*What the task requires*. Every line that contains the word "activity" should be copied out.

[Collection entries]
>>>

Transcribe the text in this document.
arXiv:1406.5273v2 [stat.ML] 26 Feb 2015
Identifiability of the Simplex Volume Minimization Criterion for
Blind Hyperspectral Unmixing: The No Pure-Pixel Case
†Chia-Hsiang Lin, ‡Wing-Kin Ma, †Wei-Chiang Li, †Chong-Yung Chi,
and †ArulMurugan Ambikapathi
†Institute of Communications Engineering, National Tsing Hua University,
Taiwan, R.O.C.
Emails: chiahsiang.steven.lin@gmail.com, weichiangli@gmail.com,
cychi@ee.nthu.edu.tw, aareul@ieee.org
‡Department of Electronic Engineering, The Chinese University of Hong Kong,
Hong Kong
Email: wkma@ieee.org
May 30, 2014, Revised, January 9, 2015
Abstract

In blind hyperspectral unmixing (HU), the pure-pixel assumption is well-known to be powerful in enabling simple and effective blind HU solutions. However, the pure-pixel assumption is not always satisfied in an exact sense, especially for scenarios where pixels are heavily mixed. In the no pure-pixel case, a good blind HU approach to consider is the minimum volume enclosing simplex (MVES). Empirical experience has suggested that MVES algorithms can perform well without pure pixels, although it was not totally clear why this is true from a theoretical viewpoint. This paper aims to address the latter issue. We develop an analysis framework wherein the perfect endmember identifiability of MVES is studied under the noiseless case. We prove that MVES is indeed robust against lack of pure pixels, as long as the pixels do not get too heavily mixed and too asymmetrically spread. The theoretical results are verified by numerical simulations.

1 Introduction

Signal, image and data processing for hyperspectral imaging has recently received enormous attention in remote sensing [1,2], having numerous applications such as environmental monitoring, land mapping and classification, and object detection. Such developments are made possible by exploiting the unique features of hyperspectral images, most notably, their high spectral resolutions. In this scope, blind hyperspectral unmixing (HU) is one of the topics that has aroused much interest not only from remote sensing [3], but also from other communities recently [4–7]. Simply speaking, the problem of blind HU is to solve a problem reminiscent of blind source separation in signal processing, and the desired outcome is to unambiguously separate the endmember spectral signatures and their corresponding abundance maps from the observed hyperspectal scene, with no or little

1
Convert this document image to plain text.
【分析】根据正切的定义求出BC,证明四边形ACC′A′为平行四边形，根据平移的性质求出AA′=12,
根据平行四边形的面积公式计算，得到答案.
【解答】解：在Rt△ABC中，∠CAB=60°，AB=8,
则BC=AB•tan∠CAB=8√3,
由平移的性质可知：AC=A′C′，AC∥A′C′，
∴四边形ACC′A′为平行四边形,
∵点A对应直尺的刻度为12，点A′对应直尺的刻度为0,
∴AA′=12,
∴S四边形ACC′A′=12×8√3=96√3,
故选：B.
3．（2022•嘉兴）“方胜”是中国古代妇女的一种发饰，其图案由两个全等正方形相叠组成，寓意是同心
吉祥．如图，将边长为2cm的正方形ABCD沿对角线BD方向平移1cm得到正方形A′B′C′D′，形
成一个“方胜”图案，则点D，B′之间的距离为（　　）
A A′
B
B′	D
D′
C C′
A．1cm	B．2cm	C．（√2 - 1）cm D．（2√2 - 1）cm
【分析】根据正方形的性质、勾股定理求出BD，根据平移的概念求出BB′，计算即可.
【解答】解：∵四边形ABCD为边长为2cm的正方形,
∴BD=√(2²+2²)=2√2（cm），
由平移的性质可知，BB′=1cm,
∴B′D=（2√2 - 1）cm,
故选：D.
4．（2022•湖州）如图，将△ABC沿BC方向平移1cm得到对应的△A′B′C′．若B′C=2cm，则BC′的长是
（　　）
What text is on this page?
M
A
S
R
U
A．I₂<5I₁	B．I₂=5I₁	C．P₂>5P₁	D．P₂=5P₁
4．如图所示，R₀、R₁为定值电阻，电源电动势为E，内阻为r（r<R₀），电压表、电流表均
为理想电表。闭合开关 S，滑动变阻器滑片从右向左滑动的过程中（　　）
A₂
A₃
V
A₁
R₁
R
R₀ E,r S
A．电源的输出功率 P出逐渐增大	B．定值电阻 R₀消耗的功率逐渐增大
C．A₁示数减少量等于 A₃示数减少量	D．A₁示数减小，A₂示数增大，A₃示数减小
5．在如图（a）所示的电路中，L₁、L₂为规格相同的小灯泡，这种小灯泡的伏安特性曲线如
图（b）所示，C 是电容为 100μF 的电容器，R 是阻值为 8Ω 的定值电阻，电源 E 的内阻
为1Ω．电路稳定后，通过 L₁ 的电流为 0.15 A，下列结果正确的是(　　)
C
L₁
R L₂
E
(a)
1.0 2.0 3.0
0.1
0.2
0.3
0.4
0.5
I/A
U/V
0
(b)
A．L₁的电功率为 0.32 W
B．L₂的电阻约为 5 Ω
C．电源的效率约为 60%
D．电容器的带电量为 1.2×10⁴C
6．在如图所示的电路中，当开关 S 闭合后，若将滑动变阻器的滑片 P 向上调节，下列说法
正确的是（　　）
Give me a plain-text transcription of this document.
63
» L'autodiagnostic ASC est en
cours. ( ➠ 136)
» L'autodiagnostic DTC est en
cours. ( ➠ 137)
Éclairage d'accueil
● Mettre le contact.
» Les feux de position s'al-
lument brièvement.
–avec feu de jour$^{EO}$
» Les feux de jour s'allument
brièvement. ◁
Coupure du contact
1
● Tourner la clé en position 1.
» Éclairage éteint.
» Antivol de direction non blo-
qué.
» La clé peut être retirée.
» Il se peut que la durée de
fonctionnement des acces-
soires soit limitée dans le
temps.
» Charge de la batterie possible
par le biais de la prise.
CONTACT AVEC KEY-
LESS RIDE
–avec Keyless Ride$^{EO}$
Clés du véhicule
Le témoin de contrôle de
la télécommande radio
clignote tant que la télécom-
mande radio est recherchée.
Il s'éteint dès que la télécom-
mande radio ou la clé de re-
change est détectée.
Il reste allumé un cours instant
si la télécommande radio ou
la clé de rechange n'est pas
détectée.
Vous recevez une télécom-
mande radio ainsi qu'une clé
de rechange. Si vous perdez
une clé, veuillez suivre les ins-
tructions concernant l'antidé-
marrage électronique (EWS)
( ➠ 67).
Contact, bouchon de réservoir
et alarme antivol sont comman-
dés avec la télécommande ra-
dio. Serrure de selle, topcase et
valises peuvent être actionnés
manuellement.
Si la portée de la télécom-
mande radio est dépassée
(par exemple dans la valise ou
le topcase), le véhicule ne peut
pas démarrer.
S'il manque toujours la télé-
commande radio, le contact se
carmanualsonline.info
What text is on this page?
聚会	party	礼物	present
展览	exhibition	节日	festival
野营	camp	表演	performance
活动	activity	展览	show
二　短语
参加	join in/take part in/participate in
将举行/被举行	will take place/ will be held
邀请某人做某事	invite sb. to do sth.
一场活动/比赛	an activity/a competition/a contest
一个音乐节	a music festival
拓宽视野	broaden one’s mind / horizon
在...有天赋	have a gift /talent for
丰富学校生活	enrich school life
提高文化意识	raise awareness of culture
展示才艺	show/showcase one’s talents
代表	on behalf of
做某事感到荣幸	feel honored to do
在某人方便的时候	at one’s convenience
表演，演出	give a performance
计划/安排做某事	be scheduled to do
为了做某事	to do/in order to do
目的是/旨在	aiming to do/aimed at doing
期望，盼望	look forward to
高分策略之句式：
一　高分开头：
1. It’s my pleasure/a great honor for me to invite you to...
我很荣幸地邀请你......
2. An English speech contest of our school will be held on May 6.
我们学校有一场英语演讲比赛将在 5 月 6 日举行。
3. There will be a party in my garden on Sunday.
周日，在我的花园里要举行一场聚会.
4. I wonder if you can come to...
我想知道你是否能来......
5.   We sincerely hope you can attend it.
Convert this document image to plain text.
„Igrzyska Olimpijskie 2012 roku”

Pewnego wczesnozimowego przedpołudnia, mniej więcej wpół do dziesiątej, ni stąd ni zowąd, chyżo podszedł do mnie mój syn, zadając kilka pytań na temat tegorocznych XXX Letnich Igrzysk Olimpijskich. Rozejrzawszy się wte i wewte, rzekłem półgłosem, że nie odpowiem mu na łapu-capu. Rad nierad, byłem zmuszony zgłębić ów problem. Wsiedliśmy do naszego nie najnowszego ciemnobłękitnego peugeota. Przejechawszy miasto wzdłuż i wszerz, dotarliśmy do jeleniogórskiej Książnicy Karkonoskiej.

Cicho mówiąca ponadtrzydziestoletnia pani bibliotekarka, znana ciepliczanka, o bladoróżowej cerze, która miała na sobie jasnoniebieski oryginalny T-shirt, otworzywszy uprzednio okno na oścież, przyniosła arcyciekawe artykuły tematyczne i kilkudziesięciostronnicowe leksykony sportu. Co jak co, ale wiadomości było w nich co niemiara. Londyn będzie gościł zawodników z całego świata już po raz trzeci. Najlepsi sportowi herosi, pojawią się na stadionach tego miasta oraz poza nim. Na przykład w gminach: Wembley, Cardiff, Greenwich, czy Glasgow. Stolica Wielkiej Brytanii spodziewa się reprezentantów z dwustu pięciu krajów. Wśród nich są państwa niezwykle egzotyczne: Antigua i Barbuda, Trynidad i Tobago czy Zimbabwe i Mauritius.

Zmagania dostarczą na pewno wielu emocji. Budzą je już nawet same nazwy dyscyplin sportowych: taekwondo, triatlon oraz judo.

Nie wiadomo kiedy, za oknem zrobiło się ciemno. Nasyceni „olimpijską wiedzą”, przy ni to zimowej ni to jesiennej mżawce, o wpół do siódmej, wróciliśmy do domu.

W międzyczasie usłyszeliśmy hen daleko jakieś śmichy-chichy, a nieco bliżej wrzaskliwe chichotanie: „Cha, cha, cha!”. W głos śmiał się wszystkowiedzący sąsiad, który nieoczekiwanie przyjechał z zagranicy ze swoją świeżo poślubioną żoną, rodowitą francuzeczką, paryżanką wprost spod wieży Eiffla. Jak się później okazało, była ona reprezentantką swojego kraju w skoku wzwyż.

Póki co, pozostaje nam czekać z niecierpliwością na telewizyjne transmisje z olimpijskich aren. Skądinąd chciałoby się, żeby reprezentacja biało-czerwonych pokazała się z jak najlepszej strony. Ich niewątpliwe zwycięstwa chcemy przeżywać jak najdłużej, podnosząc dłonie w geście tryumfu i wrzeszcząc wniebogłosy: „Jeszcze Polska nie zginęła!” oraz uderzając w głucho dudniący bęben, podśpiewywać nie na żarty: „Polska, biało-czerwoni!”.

<<<

*The response*.
活动	activity	展览	show
一场活动/比赛	an activity/a competition/a contest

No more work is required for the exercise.